> **What is needed**
Make an exact copy of the listing below.

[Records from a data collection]
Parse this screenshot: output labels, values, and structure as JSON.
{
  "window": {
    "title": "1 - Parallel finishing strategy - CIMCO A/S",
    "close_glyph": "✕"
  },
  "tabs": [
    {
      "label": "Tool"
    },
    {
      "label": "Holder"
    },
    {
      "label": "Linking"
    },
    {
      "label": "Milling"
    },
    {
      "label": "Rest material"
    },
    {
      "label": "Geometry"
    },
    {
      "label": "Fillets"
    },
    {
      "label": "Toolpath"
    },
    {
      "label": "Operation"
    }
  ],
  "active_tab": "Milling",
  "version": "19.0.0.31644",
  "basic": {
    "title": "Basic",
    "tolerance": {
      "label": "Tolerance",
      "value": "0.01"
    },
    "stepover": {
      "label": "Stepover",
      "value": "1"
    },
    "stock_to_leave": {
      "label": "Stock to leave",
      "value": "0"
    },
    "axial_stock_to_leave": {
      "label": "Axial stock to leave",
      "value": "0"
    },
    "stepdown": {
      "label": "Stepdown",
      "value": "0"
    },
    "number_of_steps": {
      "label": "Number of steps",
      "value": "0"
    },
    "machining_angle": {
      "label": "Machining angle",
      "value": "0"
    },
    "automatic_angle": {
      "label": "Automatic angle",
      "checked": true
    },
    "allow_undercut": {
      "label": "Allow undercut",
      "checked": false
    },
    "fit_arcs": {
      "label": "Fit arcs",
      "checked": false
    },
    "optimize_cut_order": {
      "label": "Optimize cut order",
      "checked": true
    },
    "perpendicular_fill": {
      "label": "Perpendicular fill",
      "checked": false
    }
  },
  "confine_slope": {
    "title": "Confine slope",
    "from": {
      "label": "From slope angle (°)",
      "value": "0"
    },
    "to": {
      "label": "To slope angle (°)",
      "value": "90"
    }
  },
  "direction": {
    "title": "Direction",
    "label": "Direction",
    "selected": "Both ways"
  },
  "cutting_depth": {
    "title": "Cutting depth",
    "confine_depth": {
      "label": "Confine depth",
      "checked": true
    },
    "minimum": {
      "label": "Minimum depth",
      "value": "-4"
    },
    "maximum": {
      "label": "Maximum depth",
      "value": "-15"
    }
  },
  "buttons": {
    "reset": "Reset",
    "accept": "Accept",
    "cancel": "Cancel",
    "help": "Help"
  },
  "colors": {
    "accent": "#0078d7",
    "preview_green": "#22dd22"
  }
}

> **Output of the exercise**
Parse this screenshot: output labels, values, and structure as JSON.
{
  "window": {
    "title": "1 - Parallel finishing strategy - CIMCO A/S",
    "close_glyph": "✕"
  },
  "tabs": [
    {
      "label": "Tool"
    },
    {
      "label": "Holder"
    },
    {
      "label": "Linking"
    },
    {
      "label": "Milling"
    },
    {
      "label": "Rest material"
    },
    {
      "label": "Geometry"
    },
    {
      "label": "Fillets"
    },
    {
      "label": "Toolpath"
    },
    {
      "label": "Operation"
    }
  ],
  "active_tab": "Milling",
  "version": "19.0.0.31644",
  "basic": {
    "title": "Basic",
    "tolerance": {
      "label": "Tolerance",
      "value": "0.01"
    },
    "stepover": {
      "label": "Stepover",
      "value": "1"
    },
    "stock_to_leave": {
      "label": "Stock to leave",
      "value": "0"
    },
    "axial_stock_to_leave": {
      "label": "Axial stock to leave",
      "value": "0"
    },
    "stepdown": {
      "label": "Stepdown",
      "value": "0"
    },
    "number_of_steps": {
      "label": "Number of steps",
      "value": "0"
    },
    "machining_angle": {
      "label": "Machining angle",
      "value": "0"
    },
    "automatic_angle": {
      "label": "Automatic angle",
      "checked": true
    },
    "allow_undercut": {
      "label": "Allow undercut",
      "checked": false
    },
    "fit_arcs": {
      "label": "Fit arcs",
      "checked": false
    },
    "optimize_cut_order": {
      "label": "Optimize cut order",
      "checked": true
    },
    "perpendicular_fill": {
      "label": "Perpendicular fill",
      "checked": false
    }
  },
  "confine_slope": {
    "title": "Confine slope",
    "from": {
      "label": "From slope angle (°)",
      "value": "0"
    },
    "to": {
      "label": "To slope angle (°)",
      "value": "90"
    }
  },
  "direction": {
    "title": "Direction",
    "label": "Direction",
    "selected": "Both ways"
  },
  "cutting_depth": {
    "title": "Cutting depth",
    "confine_depth": {
      "label": "Confine depth",
      "checked": true
    },
    "minimum": {
      "label": "Minimum depth",
      "value": "-4"
    },
    "maximum": {
      "label": "Maximum depth",
      "value": "-15"
    }
  },
  "buttons": {
    "reset": "Reset",
    "accept": "Accept",
    "cancel": "Cancel",
    "help": "Help"
  },
  "colors": {
    "accent": "#0078d7",
    "preview_green": "#22dd22"
  }
}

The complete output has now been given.